WHAT IS NEEDED = Return each line containing "number".

THE DATA =
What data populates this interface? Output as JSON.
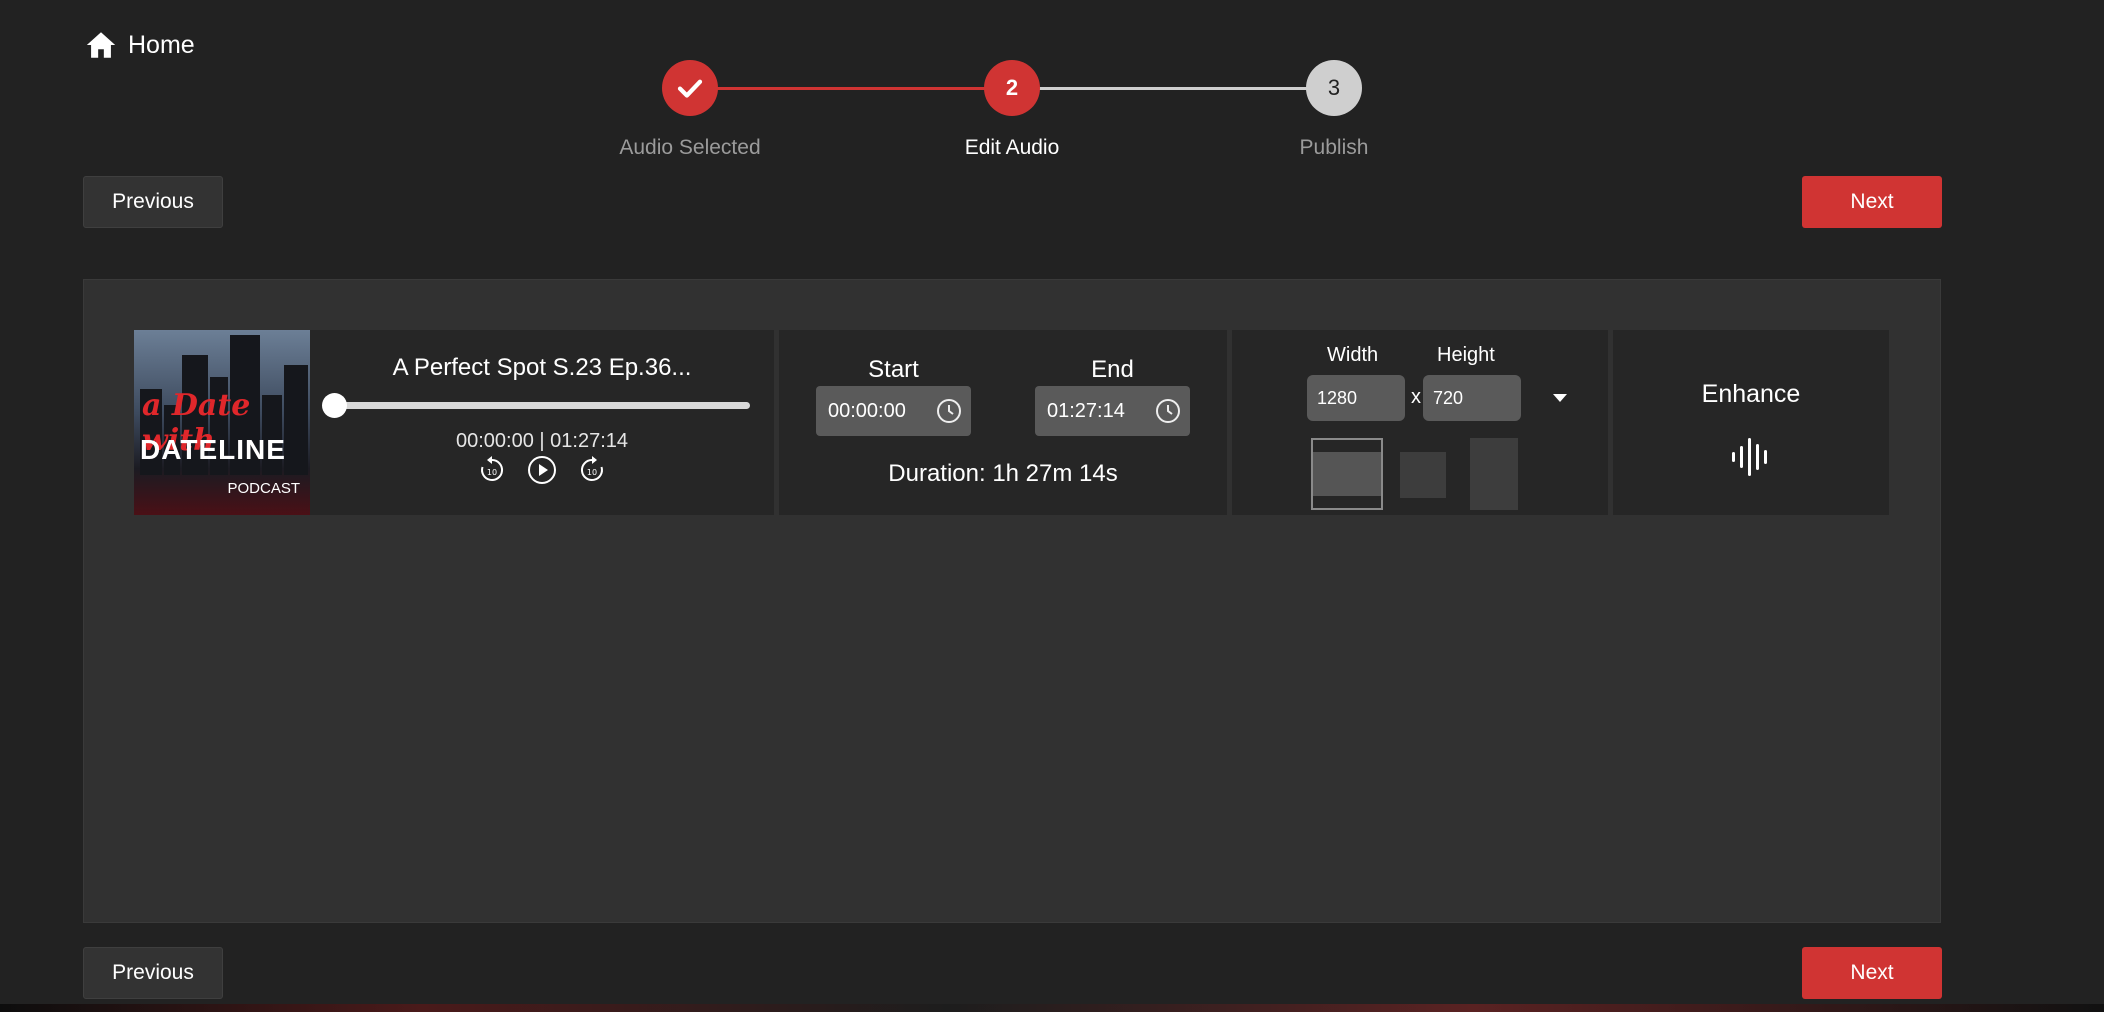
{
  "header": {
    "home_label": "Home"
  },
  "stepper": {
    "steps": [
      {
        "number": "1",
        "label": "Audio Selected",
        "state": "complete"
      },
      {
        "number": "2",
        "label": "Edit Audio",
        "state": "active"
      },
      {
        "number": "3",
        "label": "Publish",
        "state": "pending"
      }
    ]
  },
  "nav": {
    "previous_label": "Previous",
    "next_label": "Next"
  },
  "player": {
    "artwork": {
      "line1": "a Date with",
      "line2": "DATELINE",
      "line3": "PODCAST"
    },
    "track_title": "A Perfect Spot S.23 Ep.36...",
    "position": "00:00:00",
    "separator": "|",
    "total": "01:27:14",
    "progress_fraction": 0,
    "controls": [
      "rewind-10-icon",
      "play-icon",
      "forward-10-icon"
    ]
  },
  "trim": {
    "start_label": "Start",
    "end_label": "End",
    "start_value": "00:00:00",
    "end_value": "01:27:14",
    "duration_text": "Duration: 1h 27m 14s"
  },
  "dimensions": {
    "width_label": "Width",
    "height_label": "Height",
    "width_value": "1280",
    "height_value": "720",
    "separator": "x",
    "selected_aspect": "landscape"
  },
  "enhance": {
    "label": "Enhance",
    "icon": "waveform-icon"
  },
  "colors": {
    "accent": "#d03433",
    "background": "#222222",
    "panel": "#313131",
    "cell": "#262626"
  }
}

...

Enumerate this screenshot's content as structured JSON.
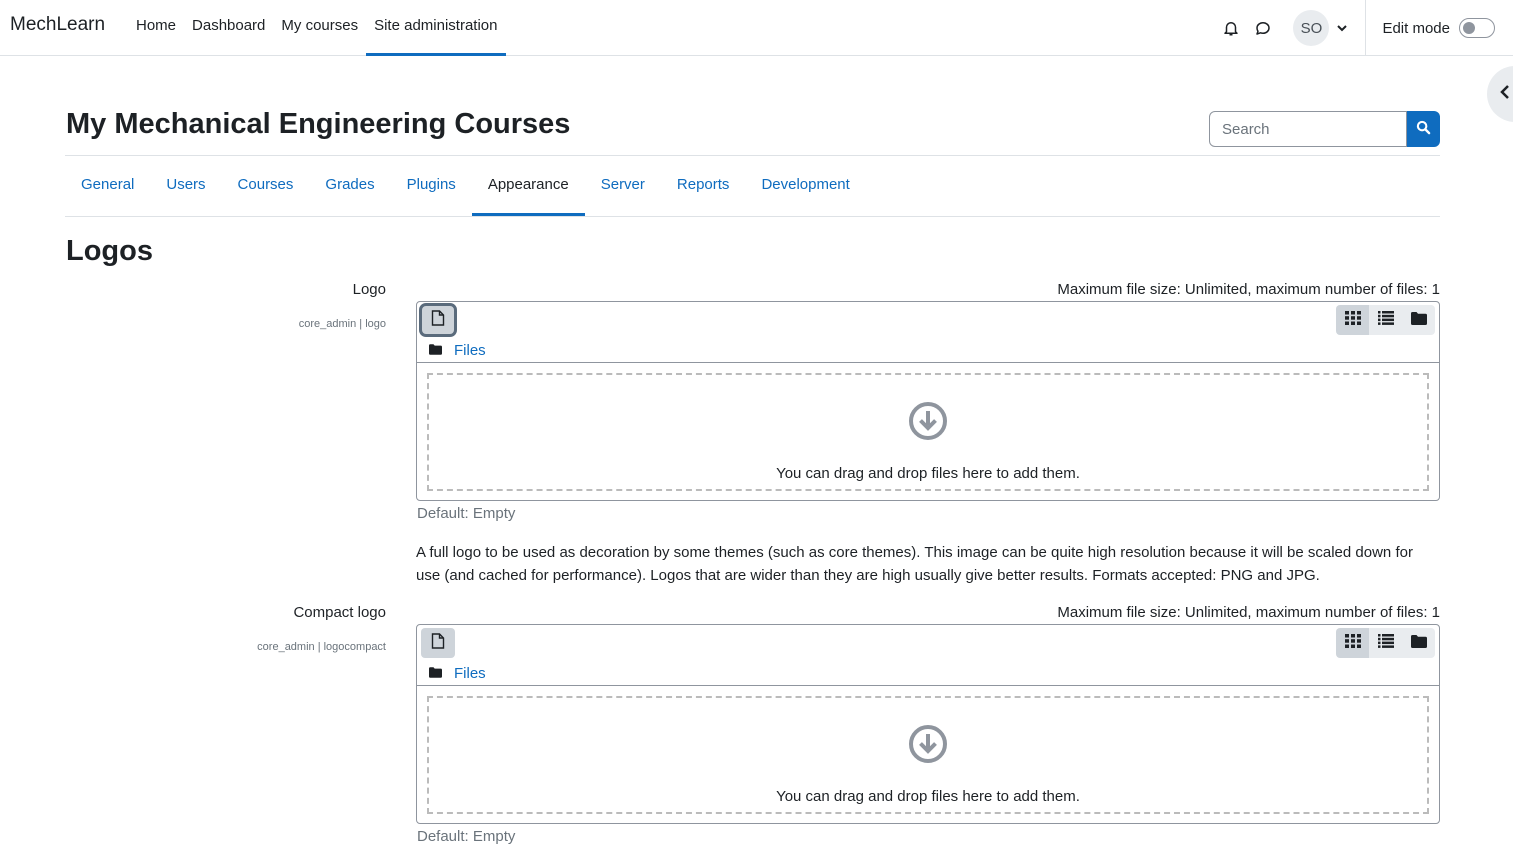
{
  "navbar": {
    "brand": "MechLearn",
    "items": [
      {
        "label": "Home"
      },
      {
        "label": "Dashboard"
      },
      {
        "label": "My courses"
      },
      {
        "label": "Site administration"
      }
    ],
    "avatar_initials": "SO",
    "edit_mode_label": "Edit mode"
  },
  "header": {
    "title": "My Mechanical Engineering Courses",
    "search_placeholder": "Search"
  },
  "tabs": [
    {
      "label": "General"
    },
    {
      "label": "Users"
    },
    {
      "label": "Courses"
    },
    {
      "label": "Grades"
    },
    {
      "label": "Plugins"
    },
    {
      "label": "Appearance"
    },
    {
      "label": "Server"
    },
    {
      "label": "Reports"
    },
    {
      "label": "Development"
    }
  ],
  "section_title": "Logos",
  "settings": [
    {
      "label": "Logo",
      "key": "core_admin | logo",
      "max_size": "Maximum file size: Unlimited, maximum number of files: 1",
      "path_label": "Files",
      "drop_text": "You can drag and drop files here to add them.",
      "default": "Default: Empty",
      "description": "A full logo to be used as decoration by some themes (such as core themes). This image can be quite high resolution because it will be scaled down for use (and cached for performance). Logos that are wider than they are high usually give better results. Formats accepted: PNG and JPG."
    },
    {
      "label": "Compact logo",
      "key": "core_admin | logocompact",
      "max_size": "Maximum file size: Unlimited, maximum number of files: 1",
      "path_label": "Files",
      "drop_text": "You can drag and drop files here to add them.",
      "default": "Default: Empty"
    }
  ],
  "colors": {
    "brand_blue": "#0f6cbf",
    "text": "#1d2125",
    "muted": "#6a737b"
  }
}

SOLUTION TO THIS EXERCISE =
        "number": "1",
        "number": "2",
        "number": "3",
      "max_size": "Maximum file size: Unlimited, maximum number of files: 1",
      "max_size": "Maximum file size: Unlimited, maximum number of files: 1",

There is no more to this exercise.